──────── Materials provided ────────

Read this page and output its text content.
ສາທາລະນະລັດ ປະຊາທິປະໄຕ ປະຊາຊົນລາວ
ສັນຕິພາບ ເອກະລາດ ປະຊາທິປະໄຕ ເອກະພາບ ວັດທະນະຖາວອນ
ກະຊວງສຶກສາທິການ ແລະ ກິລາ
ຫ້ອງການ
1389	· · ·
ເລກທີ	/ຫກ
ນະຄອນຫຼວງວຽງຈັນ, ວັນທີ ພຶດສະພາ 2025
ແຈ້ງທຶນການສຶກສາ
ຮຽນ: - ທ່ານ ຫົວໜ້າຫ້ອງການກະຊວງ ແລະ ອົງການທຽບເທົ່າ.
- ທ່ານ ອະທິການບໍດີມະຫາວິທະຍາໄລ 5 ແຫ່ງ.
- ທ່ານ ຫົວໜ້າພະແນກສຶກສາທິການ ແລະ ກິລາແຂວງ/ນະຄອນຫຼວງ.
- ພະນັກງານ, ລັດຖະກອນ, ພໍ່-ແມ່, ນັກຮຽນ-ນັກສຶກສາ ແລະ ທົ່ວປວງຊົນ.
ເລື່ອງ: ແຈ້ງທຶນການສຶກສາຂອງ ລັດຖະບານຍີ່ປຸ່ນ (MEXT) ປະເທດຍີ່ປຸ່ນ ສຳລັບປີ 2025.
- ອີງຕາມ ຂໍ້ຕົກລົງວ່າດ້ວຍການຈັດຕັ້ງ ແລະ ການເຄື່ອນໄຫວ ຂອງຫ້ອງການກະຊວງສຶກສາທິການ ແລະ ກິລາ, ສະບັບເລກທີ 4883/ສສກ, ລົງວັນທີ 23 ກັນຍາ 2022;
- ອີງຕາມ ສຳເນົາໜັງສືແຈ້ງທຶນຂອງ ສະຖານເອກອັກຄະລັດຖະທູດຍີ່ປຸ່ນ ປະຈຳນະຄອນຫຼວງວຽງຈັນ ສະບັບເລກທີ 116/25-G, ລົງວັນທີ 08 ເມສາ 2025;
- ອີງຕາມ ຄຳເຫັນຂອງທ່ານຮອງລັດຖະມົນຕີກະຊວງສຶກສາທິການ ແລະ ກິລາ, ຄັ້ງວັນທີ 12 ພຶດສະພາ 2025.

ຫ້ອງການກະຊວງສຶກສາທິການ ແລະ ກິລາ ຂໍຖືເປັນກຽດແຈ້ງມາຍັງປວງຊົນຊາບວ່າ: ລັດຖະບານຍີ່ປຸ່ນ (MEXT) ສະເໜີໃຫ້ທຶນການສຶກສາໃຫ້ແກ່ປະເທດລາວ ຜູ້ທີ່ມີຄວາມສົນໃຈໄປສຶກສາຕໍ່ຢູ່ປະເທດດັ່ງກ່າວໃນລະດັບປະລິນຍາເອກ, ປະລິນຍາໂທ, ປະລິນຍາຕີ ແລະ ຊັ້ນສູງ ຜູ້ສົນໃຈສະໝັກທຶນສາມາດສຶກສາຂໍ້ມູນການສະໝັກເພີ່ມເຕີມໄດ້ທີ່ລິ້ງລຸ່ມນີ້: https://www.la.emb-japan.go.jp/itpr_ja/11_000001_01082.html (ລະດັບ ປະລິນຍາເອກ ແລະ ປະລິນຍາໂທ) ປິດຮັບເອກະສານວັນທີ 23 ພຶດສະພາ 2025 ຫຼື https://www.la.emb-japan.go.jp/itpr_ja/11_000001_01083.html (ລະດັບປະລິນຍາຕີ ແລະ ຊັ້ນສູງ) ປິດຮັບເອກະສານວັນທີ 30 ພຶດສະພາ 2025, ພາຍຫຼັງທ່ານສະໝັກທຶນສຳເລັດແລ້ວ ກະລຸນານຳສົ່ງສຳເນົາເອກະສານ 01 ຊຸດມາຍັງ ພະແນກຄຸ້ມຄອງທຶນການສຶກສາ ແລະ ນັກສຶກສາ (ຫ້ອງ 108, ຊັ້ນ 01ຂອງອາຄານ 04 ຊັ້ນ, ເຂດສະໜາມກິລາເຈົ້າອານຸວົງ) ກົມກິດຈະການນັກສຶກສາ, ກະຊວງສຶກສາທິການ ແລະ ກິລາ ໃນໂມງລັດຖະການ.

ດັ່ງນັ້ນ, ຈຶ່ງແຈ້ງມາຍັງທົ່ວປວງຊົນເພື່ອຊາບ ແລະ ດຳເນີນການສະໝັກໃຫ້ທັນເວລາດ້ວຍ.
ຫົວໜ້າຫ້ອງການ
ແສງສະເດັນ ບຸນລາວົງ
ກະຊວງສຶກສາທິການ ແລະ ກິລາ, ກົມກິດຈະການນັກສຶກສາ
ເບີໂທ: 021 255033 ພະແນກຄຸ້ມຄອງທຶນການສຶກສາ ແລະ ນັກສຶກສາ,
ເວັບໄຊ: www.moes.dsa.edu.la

────────

What is needed: Your task is to repeat each line of the material exactly.

Full answer:
Read this page and output its text content.
ສາທາລະນະລັດ ປະຊາທິປະໄຕ ປະຊາຊົນລາວ
ສັນຕິພາບ ເອກະລາດ ປະຊາທິປະໄຕ ເອກະພາບ ວັດທະນະຖາວອນ
ກະຊວງສຶກສາທິການ ແລະ ກິລາ
ຫ້ອງການ
1389	· · ·
ເລກທີ	/ຫກ
ນະຄອນຫຼວງວຽງຈັນ, ວັນທີ ພຶດສະພາ 2025
ແຈ້ງທຶນການສຶກສາ
ຮຽນ: - ທ່ານ ຫົວໜ້າຫ້ອງການກະຊວງ ແລະ ອົງການທຽບເທົ່າ.
- ທ່ານ ອະທິການບໍດີມະຫາວິທະຍາໄລ 5 ແຫ່ງ.
- ທ່ານ ຫົວໜ້າພະແນກສຶກສາທິການ ແລະ ກິລາແຂວງ/ນະຄອນຫຼວງ.
- ພະນັກງານ, ລັດຖະກອນ, ພໍ່-ແມ່, ນັກຮຽນ-ນັກສຶກສາ ແລະ ທົ່ວປວງຊົນ.
ເລື່ອງ: ແຈ້ງທຶນການສຶກສາຂອງ ລັດຖະບານຍີ່ປຸ່ນ (MEXT) ປະເທດຍີ່ປຸ່ນ ສຳລັບປີ 2025.
- ອີງຕາມ ຂໍ້ຕົກລົງວ່າດ້ວຍການຈັດຕັ້ງ ແລະ ການເຄື່ອນໄຫວ ຂອງຫ້ອງການກະຊວງສຶກສາທິການ ແລະ ກິລາ, ສະບັບເລກທີ 4883/ສສກ, ລົງວັນທີ 23 ກັນຍາ 2022;
- ອີງຕາມ ສຳເນົາໜັງສືແຈ້ງທຶນຂອງ ສະຖານເອກອັກຄະລັດຖະທູດຍີ່ປຸ່ນ ປະຈຳນະຄອນຫຼວງວຽງຈັນ ສະບັບເລກທີ 116/25-G, ລົງວັນທີ 08 ເມສາ 2025;
- ອີງຕາມ ຄຳເຫັນຂອງທ່ານຮອງລັດຖະມົນຕີກະຊວງສຶກສາທິການ ແລະ ກິລາ, ຄັ້ງວັນທີ 12 ພຶດສະພາ 2025.

ຫ້ອງການກະຊວງສຶກສາທິການ ແລະ ກິລາ ຂໍຖືເປັນກຽດແຈ້ງມາຍັງປວງຊົນຊາບວ່າ: ລັດຖະບານຍີ່ປຸ່ນ (MEXT) ສະເໜີໃຫ້ທຶນການສຶກສາໃຫ້ແກ່ປະເທດລາວ ຜູ້ທີ່ມີຄວາມສົນໃຈໄປສຶກສາຕໍ່ຢູ່ປະເທດດັ່ງກ່າວໃນລະດັບປະລິນຍາເອກ, ປະລິນຍາໂທ, ປະລິນຍາຕີ ແລະ ຊັ້ນສູງ ຜູ້ສົນໃຈສະໝັກທຶນສາມາດສຶກສາຂໍ້ມູນການສະໝັກເພີ່ມເຕີມໄດ້ທີ່ລິ້ງລຸ່ມນີ້: https://www.la.emb-japan.go.jp/itpr_ja/11_000001_01082.html (ລະດັບ ປະລິນຍາເອກ ແລະ ປະລິນຍາໂທ) ປິດຮັບເອກະສານວັນທີ 23 ພຶດສະພາ 2025 ຫຼື https://www.la.emb-japan.go.jp/itpr_ja/11_000001_01083.html (ລະດັບປະລິນຍາຕີ ແລະ ຊັ້ນສູງ) ປິດຮັບເອກະສານວັນທີ 30 ພຶດສະພາ 2025, ພາຍຫຼັງທ່ານສະໝັກທຶນສຳເລັດແລ້ວ ກະລຸນານຳສົ່ງສຳເນົາເອກະສານ 01 ຊຸດມາຍັງ ພະແນກຄຸ້ມຄອງທຶນການສຶກສາ ແລະ ນັກສຶກສາ (ຫ້ອງ 108, ຊັ້ນ 01ຂອງອາຄານ 04 ຊັ້ນ, ເຂດສະໜາມກິລາເຈົ້າອານຸວົງ) ກົມກິດຈະການນັກສຶກສາ, ກະຊວງສຶກສາທິການ ແລະ ກິລາ ໃນໂມງລັດຖະການ.

ດັ່ງນັ້ນ, ຈຶ່ງແຈ້ງມາຍັງທົ່ວປວງຊົນເພື່ອຊາບ ແລະ ດຳເນີນການສະໝັກໃຫ້ທັນເວລາດ້ວຍ.
ຫົວໜ້າຫ້ອງການ
ແສງສະເດັນ ບຸນລາວົງ
ກະຊວງສຶກສາທິການ ແລະ ກິລາ, ກົມກິດຈະການນັກສຶກສາ
ເບີໂທ: 021 255033 ພະແນກຄຸ້ມຄອງທຶນການສຶກສາ ແລະ ນັກສຶກສາ,
ເວັບໄຊ: www.moes.dsa.edu.la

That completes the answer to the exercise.